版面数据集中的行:
┏━━

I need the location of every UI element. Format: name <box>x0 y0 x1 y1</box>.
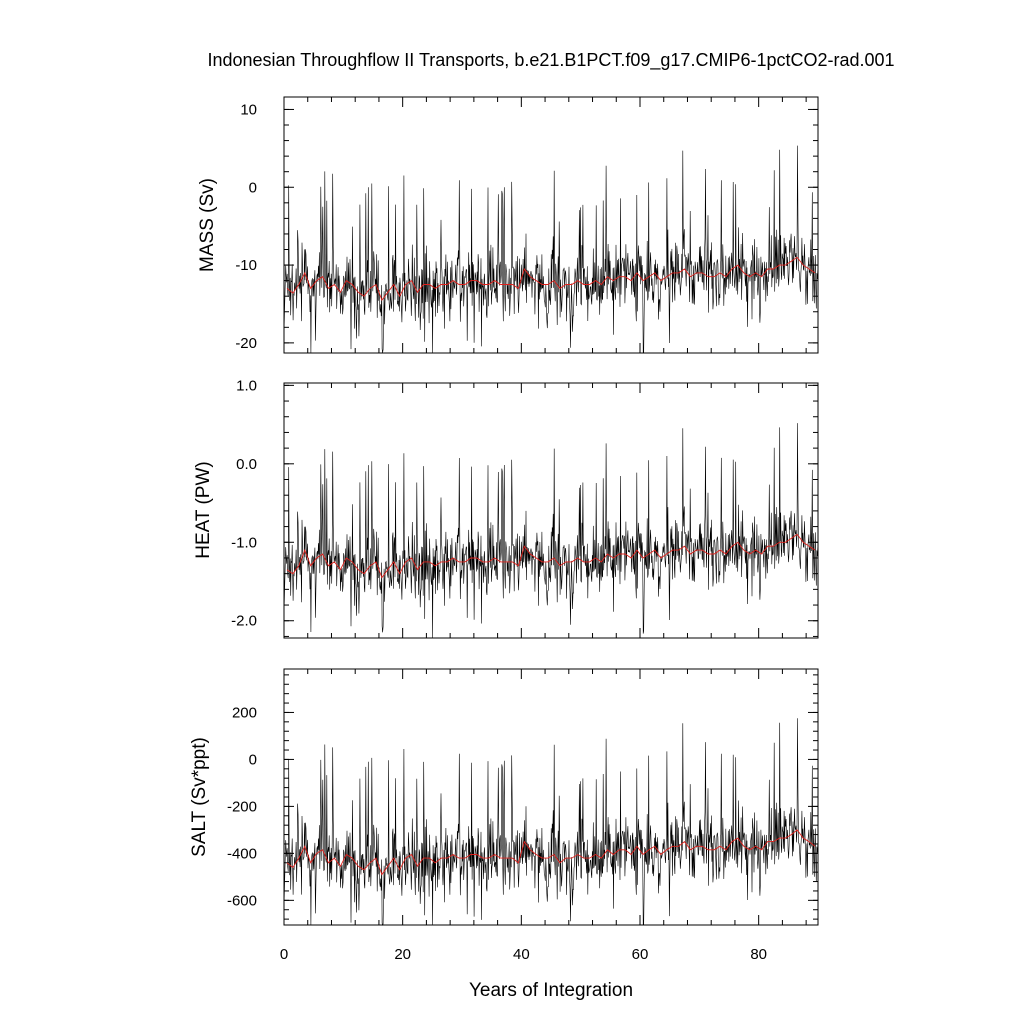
heat-plot-frame <box>283 382 819 639</box>
mass-plot-frame <box>283 96 819 354</box>
salt-plot-frame <box>283 668 819 926</box>
x-tick-label: 80 <box>750 946 767 963</box>
salt-ytick-label: -200 <box>227 798 257 815</box>
heat-ytick-label: -2.0 <box>231 613 257 630</box>
mass-panel: MASS (Sv) 10 0 -10 -20 <box>197 96 819 354</box>
x-tick-label: 60 <box>632 946 649 963</box>
heat-monthly-series <box>283 423 819 638</box>
heat-annual-mean-series <box>286 533 816 579</box>
heat-ytick-label: 1.0 <box>236 377 257 394</box>
x-axis-ticks: 0 20 40 60 80 <box>280 946 767 963</box>
salt-annual-mean-series <box>286 829 816 876</box>
mass-ytick-label: 0 <box>249 179 257 196</box>
mass-axis-label: MASS (Sv) <box>197 178 218 272</box>
salt-ytick-label: 0 <box>249 751 257 768</box>
heat-axis-label: HEAT (PW) <box>193 461 214 558</box>
heat-panel: HEAT (PW) 1.0 0.0 -1.0 -2.0 <box>193 377 819 639</box>
salt-panel: SALT (Sv*ppt) 200 0 -200 -400 -600 <box>189 668 819 926</box>
salt-ytick-label: -600 <box>227 892 257 909</box>
mass-annual-mean-series <box>286 256 816 302</box>
x-tick-label: 20 <box>394 946 411 963</box>
mass-monthly-series <box>283 145 819 354</box>
salt-axis-label: SALT (Sv*ppt) <box>189 737 210 857</box>
x-axis-label: Years of Integration <box>469 980 633 1001</box>
heat-ytick-label: -1.0 <box>231 534 257 551</box>
x-tick-label: 40 <box>513 946 530 963</box>
salt-ytick-label: -400 <box>227 845 257 862</box>
mass-ytick-label: -20 <box>235 335 257 352</box>
heat-ytick-label: 0.0 <box>236 456 257 473</box>
x-tick-label: 0 <box>280 946 288 963</box>
salt-monthly-series <box>283 718 819 926</box>
salt-ytick-label: 200 <box>232 704 257 721</box>
chart-title: Indonesian Throughflow II Transports, b.… <box>207 50 894 71</box>
mass-ytick-label: 10 <box>240 101 257 118</box>
mass-ytick-label: -10 <box>235 257 257 274</box>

┗━━

练习要求 | 请从含有“heat-plot-frame <box>283 382 819 639</box>”的那一行开始逐字照抄，抄到含有“heat-panel: HEAT (PW)”的那一行为止。首尾两行都要包括在内。

练习结果 |
heat-plot-frame <box>283 382 819 639</box>
mass-plot-frame <box>283 96 819 354</box>
salt-plot-frame <box>283 668 819 926</box>
x-tick-label: 80 <box>750 946 767 963</box>
salt-ytick-label: -200 <box>227 798 257 815</box>
heat-ytick-label: -2.0 <box>231 613 257 630</box>
mass-panel: MASS (Sv) 10 0 -10 -20 <box>197 96 819 354</box>
x-tick-label: 60 <box>632 946 649 963</box>
heat-monthly-series <box>283 423 819 638</box>
heat-annual-mean-series <box>286 533 816 579</box>
heat-ytick-label: 1.0 <box>236 377 257 394</box>
x-axis-ticks: 0 20 40 60 80 <box>280 946 767 963</box>
salt-annual-mean-series <box>286 829 816 876</box>
mass-ytick-label: 0 <box>249 179 257 196</box>
mass-axis-label: MASS (Sv) <box>197 178 218 272</box>
salt-ytick-label: 0 <box>249 751 257 768</box>
heat-axis-label: HEAT (PW) <box>193 461 214 558</box>
heat-panel: HEAT (PW) 1.0 0.0 -1.0 -2.0 <box>193 377 819 639</box>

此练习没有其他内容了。